# [Directions for this task]
In the entries below, find every line with "Leak" and copy it.

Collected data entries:
-------------------------

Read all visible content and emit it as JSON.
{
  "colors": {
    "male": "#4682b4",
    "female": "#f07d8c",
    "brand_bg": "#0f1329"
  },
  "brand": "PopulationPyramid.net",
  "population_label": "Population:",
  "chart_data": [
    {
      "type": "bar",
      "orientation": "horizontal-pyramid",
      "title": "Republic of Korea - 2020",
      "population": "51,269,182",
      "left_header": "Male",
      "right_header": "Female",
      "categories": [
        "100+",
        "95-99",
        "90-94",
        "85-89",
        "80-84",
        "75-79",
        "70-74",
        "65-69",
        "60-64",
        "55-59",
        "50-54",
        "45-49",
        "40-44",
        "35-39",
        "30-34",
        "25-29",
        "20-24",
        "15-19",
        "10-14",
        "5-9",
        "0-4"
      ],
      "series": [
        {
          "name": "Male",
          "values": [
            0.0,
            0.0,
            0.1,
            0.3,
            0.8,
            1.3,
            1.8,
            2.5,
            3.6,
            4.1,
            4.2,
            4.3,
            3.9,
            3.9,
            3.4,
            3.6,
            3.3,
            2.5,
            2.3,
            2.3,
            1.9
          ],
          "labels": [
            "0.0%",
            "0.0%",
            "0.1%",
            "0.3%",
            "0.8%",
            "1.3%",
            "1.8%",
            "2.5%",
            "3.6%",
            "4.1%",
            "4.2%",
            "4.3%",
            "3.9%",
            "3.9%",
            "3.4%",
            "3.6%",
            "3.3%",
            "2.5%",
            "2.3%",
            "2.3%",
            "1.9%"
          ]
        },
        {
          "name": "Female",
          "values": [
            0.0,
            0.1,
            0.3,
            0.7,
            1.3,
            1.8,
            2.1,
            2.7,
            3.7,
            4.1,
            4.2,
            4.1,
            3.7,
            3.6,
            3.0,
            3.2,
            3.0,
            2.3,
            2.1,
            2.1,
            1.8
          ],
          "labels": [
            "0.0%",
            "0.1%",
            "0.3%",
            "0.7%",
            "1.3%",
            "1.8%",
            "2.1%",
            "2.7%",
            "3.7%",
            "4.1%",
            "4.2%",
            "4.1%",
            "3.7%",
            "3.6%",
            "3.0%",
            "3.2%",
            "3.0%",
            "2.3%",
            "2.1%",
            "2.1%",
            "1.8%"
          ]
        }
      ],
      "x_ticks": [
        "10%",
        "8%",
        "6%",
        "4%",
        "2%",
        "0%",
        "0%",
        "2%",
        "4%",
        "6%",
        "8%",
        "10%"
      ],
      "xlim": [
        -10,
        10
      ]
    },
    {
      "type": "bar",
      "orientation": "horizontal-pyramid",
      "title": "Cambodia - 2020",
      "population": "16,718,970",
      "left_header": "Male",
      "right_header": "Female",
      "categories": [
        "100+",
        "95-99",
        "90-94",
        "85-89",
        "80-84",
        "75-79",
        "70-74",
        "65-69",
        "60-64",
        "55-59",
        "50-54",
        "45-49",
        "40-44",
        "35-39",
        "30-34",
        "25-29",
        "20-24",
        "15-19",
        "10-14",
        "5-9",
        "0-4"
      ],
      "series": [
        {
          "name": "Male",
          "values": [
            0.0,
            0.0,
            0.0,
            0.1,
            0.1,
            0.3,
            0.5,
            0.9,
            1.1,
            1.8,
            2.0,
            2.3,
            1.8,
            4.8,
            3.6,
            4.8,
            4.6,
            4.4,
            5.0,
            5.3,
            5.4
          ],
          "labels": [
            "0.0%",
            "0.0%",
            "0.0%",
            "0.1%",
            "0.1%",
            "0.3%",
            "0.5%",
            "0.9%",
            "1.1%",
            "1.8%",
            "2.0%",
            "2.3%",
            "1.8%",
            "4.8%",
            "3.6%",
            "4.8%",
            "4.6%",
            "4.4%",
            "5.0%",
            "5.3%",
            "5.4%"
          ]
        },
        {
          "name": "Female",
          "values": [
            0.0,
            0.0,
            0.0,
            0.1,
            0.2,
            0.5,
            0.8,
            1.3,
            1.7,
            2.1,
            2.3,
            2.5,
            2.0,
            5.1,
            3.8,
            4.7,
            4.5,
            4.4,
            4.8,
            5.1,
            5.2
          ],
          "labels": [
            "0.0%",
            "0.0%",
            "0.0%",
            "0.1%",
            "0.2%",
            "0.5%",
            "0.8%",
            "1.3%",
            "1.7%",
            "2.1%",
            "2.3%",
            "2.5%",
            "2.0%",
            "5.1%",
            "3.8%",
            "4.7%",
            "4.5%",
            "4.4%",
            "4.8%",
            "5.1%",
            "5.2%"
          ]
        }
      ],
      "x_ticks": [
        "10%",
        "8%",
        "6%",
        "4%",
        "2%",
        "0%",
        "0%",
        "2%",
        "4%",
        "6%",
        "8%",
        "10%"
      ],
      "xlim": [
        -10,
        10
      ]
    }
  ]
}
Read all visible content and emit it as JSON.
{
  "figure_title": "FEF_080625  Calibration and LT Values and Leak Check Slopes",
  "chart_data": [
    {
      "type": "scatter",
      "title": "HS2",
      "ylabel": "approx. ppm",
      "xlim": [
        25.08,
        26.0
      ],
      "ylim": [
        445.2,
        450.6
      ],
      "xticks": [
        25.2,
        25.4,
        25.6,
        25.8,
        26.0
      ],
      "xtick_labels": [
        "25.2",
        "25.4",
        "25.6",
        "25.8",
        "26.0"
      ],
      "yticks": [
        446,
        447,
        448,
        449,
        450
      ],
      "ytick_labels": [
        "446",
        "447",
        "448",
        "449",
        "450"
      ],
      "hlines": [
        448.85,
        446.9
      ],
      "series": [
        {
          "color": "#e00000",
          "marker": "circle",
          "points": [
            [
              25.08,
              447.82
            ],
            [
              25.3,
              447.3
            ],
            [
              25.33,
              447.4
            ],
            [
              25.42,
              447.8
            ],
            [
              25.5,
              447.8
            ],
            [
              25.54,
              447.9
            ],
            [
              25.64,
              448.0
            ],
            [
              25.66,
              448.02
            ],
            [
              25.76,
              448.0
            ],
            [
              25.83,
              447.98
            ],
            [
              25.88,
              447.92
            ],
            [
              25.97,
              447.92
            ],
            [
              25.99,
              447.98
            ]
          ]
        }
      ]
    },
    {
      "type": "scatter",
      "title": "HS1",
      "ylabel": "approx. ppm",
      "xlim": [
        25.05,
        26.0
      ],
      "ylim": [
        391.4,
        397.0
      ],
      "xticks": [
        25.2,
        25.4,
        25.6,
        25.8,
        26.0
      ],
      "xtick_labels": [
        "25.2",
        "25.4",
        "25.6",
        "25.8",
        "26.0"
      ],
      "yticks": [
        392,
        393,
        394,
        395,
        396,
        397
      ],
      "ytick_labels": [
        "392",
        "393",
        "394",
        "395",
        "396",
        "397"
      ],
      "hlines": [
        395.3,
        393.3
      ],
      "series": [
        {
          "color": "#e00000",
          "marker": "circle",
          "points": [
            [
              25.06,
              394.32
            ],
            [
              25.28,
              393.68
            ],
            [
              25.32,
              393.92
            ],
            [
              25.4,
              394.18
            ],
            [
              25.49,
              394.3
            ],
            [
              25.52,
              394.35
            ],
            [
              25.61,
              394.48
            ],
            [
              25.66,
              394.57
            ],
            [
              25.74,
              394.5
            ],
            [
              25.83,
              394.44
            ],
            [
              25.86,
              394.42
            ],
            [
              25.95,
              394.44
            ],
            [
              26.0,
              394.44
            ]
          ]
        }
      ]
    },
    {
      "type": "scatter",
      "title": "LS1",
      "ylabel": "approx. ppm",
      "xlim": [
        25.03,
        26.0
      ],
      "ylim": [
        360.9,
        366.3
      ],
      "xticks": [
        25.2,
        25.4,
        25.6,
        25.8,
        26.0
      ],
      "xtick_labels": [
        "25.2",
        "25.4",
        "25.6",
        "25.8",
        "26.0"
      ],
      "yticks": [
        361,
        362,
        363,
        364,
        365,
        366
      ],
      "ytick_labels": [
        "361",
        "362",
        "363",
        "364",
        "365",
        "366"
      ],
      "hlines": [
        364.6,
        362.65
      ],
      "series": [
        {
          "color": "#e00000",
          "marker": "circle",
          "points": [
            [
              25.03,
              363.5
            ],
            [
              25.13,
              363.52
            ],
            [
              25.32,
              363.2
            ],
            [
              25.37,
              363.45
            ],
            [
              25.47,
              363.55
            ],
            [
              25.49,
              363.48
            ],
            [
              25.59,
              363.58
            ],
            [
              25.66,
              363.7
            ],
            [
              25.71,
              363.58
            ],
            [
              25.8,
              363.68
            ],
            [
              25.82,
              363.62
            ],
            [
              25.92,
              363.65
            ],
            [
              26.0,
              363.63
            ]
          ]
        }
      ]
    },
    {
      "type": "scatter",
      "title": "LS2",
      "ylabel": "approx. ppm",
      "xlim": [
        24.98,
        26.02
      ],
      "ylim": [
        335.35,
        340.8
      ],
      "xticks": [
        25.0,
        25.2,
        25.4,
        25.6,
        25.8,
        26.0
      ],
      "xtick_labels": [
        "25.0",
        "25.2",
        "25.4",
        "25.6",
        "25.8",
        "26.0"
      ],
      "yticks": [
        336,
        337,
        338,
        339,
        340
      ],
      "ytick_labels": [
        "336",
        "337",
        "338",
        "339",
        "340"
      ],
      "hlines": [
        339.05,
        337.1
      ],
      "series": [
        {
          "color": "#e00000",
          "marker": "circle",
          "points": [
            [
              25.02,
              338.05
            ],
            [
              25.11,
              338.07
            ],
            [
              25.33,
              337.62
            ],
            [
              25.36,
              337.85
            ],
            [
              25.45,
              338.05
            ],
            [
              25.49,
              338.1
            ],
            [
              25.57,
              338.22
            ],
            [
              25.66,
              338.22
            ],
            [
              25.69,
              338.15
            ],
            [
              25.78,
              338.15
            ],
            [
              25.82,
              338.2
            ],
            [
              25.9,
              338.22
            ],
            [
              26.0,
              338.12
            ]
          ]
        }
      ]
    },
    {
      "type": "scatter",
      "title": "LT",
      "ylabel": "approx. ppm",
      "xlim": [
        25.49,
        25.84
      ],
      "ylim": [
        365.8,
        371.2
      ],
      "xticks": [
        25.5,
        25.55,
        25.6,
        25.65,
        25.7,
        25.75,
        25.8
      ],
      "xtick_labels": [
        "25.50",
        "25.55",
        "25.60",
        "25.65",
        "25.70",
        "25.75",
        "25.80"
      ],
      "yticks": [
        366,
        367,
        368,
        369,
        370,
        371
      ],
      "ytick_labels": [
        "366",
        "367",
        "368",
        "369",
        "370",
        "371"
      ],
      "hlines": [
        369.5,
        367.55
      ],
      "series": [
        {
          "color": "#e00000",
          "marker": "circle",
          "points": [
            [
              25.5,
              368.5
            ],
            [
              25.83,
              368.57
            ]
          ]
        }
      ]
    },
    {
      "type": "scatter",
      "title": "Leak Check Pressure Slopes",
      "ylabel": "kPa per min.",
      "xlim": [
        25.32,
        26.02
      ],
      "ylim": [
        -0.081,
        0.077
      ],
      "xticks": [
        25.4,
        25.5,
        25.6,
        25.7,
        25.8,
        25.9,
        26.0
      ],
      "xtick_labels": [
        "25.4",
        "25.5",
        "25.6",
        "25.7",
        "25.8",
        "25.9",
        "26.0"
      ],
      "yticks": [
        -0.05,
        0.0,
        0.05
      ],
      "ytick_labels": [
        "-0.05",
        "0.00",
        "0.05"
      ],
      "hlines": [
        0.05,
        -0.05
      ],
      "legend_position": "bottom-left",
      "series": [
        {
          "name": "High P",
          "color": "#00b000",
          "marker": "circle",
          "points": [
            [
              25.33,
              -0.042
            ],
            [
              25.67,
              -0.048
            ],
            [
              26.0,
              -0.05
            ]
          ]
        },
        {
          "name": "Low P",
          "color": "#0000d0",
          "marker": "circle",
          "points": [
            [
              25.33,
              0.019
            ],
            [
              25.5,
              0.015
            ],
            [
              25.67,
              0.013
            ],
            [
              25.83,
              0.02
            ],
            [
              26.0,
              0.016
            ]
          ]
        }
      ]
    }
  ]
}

-------------------------

# [Task response]
  "figure_title": "FEF_080625  Calibration and LT Values and Leak Check Slopes",
      "title": "Leak Check Pressure Slopes",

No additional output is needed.